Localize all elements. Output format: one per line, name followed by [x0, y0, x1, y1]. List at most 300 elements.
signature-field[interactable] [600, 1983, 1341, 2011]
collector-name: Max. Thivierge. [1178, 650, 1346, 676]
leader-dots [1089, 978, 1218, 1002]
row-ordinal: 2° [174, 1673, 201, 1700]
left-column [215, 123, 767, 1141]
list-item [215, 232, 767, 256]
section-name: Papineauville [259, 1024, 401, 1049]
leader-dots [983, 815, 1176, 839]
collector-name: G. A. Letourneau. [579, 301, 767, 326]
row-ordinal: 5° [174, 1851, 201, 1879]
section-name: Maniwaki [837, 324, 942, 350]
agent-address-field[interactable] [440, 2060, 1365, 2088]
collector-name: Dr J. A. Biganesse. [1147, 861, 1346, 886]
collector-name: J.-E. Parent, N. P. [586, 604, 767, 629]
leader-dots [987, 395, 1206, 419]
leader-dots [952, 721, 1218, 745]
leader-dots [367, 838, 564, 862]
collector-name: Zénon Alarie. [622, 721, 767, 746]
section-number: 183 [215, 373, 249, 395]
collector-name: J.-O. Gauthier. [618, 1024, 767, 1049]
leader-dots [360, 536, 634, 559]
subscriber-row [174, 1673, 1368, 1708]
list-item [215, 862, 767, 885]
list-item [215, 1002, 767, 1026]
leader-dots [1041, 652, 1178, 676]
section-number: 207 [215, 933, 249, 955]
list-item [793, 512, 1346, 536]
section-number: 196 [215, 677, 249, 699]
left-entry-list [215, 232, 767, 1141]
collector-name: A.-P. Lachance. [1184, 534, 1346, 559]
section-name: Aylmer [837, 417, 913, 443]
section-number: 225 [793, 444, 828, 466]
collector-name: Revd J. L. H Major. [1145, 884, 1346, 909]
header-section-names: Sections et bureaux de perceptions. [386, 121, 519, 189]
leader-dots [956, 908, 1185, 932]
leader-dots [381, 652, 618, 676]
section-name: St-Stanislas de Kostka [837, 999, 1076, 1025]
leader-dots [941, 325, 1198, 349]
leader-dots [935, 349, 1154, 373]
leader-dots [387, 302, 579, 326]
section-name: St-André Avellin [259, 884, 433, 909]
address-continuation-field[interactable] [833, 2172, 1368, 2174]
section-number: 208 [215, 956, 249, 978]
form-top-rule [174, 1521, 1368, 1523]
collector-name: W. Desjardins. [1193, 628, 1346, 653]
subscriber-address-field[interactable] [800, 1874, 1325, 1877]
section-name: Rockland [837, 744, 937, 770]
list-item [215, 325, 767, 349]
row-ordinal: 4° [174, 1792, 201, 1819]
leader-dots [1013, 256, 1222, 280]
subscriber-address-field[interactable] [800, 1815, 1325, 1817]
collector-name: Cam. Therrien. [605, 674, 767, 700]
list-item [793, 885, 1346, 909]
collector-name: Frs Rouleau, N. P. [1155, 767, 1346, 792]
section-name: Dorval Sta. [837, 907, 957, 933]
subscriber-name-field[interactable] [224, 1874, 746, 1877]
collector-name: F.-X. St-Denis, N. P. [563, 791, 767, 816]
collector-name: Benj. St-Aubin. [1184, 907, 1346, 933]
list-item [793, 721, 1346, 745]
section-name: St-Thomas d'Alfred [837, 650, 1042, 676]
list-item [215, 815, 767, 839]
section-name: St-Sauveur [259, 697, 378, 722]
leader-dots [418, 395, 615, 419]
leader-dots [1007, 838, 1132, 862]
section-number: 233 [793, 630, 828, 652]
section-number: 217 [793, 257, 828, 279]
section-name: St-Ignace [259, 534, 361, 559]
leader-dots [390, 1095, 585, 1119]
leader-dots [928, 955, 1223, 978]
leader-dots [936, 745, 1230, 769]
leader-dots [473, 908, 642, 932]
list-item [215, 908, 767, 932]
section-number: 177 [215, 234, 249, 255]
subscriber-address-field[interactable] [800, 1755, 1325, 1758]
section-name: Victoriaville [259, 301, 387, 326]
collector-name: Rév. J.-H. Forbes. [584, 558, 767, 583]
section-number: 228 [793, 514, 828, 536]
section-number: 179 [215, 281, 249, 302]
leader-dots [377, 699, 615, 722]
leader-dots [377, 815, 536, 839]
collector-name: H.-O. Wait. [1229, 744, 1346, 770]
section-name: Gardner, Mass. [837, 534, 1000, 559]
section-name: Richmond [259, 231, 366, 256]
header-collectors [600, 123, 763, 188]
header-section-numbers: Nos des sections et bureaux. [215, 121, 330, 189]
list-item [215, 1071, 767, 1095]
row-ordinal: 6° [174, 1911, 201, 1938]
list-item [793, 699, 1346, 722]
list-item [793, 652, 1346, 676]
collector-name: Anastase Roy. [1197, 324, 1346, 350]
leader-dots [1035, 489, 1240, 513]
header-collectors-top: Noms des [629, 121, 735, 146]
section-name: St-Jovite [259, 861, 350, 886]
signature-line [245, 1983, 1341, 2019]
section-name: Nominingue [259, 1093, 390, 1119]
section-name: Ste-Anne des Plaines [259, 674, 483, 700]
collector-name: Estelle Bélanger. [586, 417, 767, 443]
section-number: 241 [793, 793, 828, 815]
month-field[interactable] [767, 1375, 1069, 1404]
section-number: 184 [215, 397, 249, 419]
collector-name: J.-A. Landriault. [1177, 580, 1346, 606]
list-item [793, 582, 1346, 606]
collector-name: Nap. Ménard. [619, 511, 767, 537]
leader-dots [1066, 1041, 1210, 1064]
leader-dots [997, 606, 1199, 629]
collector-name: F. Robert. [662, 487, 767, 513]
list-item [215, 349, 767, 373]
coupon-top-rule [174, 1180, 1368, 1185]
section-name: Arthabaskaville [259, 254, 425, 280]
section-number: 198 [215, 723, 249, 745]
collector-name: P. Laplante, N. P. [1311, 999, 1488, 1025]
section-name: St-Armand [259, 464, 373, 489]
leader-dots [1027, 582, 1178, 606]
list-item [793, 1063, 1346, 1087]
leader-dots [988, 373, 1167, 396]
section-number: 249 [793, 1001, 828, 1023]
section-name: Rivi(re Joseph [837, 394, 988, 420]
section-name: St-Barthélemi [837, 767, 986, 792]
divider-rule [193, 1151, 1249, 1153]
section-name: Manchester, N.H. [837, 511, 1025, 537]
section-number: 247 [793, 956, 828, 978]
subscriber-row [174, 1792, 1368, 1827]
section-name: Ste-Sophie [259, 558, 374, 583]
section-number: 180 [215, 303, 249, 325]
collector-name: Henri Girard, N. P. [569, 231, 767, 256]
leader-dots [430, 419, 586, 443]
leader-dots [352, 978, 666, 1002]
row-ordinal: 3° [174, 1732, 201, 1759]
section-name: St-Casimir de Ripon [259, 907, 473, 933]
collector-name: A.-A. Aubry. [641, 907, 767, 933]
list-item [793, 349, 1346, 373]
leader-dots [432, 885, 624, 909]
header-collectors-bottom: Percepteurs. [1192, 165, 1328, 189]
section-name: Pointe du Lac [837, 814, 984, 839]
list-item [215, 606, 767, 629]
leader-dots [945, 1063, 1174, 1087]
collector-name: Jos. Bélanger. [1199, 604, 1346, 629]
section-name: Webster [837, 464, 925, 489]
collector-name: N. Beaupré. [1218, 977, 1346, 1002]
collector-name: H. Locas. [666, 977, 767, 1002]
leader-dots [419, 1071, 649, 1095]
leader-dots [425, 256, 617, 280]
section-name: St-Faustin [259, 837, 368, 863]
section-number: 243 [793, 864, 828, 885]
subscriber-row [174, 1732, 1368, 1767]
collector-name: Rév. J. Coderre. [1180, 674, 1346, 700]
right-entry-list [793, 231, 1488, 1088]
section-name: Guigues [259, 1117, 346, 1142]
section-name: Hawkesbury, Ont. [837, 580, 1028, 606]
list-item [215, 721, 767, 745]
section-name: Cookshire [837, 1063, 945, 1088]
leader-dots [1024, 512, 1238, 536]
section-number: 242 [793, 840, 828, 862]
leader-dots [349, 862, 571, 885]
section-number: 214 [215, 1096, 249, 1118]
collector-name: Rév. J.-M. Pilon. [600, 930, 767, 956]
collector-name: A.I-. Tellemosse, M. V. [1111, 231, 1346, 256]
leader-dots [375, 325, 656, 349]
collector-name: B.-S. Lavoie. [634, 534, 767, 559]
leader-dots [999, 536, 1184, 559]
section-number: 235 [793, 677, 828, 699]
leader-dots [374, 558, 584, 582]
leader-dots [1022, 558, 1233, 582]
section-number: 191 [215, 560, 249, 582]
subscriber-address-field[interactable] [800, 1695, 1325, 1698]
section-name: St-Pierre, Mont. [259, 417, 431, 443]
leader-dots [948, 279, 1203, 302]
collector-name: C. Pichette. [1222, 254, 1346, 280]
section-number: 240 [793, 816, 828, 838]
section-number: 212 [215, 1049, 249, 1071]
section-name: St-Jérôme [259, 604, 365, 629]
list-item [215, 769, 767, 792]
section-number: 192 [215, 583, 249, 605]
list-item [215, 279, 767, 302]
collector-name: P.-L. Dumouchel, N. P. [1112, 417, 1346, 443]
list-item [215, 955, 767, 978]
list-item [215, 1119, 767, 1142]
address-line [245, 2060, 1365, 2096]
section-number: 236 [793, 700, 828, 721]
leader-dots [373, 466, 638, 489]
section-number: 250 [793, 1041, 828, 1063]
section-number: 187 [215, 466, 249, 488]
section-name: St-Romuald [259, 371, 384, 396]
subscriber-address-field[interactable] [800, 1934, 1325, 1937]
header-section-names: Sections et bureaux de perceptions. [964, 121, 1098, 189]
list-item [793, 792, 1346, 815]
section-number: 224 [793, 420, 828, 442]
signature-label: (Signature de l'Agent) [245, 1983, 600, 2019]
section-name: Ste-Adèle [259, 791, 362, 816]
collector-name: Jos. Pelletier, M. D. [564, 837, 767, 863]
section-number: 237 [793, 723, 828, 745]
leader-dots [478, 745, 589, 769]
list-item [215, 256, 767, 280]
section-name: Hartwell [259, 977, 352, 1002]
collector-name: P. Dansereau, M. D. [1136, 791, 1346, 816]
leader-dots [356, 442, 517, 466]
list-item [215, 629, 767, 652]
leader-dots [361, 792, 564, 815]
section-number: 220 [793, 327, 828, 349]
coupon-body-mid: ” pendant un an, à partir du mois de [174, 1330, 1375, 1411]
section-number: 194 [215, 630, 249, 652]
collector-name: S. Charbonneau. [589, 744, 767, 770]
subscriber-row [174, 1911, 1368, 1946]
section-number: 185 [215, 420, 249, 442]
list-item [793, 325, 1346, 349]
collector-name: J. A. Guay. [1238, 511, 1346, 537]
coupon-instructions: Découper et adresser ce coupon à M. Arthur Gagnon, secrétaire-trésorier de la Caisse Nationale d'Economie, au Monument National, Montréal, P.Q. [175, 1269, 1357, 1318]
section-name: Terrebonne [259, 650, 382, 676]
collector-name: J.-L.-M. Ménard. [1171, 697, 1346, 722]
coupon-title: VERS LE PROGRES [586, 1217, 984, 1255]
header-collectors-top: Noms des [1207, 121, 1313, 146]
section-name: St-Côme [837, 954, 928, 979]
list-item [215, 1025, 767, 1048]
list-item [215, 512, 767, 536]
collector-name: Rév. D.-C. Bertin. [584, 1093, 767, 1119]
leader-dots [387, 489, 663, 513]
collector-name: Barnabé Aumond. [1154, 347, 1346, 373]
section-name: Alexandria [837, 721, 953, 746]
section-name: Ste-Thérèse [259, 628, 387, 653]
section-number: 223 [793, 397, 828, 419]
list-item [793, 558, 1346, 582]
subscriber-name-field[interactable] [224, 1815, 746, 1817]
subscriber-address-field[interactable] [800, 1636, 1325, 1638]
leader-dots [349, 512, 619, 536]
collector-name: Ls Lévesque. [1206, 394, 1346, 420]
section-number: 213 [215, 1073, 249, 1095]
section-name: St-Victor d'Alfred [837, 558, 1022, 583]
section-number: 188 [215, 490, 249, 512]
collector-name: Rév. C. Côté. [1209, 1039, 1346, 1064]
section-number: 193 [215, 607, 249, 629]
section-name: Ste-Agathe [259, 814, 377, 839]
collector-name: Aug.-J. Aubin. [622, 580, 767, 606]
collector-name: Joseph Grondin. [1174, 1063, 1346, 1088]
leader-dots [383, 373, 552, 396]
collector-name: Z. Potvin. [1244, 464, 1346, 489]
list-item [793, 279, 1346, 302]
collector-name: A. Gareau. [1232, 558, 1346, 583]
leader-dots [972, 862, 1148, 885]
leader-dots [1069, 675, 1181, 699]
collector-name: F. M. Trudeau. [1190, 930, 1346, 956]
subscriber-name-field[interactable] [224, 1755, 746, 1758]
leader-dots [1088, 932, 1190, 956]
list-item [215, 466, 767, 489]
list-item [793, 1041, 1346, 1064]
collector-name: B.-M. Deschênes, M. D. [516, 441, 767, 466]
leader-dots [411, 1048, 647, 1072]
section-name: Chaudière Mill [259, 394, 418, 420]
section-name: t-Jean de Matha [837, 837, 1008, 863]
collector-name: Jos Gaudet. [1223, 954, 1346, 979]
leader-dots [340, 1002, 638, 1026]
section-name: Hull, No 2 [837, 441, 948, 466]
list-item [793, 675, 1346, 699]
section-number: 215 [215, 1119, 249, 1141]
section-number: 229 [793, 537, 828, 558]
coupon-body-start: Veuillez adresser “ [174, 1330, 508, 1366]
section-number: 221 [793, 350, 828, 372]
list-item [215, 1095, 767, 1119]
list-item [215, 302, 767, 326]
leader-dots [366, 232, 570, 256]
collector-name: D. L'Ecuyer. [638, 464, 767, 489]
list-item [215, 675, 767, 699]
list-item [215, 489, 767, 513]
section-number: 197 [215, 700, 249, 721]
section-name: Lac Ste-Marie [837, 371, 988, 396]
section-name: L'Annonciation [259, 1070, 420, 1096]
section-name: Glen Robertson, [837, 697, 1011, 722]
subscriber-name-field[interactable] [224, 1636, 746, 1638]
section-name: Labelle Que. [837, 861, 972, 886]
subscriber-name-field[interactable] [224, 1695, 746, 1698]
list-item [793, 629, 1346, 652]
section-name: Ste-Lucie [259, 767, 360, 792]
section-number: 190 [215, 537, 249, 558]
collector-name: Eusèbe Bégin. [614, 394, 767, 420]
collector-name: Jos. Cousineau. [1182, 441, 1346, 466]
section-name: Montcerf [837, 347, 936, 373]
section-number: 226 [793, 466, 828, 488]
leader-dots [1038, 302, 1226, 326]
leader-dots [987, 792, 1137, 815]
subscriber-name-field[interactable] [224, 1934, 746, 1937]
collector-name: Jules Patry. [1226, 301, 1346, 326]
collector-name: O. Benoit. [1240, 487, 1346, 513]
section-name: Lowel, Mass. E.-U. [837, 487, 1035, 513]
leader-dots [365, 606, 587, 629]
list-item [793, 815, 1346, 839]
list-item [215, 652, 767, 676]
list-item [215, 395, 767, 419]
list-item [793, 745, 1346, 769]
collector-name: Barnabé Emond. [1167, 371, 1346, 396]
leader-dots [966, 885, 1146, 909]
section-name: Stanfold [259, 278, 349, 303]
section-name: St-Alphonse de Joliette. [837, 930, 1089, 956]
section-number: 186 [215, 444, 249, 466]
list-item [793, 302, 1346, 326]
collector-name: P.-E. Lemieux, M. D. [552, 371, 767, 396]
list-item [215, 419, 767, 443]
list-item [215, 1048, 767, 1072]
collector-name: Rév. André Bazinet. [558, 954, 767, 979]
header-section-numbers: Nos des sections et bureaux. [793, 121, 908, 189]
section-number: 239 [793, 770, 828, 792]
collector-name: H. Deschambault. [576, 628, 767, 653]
----
* INSTRUCTIONS TO FOLLOW
Please extract the listing above from its first line up to and including the line containing "agent-address-field[interactable] [440, 2060, 1365, 2088]", reproducing each line unchanged.

* WRITTEN SOLUTION
Localize all elements. Output format: one per line, name followed by [x0, y0, x1, y1]. List at most 300 elements.
signature-field[interactable] [600, 1983, 1341, 2011]
collector-name: Max. Thivierge. [1178, 650, 1346, 676]
leader-dots [1089, 978, 1218, 1002]
row-ordinal: 2° [174, 1673, 201, 1700]
left-column [215, 123, 767, 1141]
list-item [215, 232, 767, 256]
section-name: Papineauville [259, 1024, 401, 1049]
leader-dots [983, 815, 1176, 839]
collector-name: G. A. Letourneau. [579, 301, 767, 326]
row-ordinal: 5° [174, 1851, 201, 1879]
section-name: Maniwaki [837, 324, 942, 350]
agent-address-field[interactable] [440, 2060, 1365, 2088]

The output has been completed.